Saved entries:
%%

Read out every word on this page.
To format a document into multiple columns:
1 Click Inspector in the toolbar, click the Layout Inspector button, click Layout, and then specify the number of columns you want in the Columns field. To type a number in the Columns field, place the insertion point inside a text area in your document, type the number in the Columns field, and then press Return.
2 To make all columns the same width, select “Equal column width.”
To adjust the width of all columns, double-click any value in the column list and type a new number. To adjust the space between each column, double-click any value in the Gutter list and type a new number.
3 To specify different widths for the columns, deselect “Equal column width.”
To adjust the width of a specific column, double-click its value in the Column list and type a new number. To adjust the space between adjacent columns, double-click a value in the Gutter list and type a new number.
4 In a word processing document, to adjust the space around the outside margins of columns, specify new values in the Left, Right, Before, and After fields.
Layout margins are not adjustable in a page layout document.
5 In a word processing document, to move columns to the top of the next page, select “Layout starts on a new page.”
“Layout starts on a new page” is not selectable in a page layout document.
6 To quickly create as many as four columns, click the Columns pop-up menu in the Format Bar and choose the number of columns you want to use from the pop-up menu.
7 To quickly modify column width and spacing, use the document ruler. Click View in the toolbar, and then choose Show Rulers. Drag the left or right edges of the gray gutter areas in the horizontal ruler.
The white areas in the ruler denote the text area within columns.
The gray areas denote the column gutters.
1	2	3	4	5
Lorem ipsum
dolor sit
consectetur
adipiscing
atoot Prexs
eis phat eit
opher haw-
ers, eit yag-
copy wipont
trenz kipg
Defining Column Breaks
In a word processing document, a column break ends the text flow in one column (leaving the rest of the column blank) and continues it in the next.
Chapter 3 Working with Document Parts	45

%%

Sift through the entries and copy every line with "toolbar".

1 Click Inspector in the toolbar, click the Layout Inspector button, click Layout, and then specify the number of columns you want in the Columns field. To type a number in the Columns field, place the insertion point inside a text area in your document, type the number in the Columns field, and then press Return.
7 To quickly modify column width and spacing, use the document ruler. Click View in the toolbar, and then choose Show Rulers. Drag the left or right edges of the gray gutter areas in the horizontal ruler.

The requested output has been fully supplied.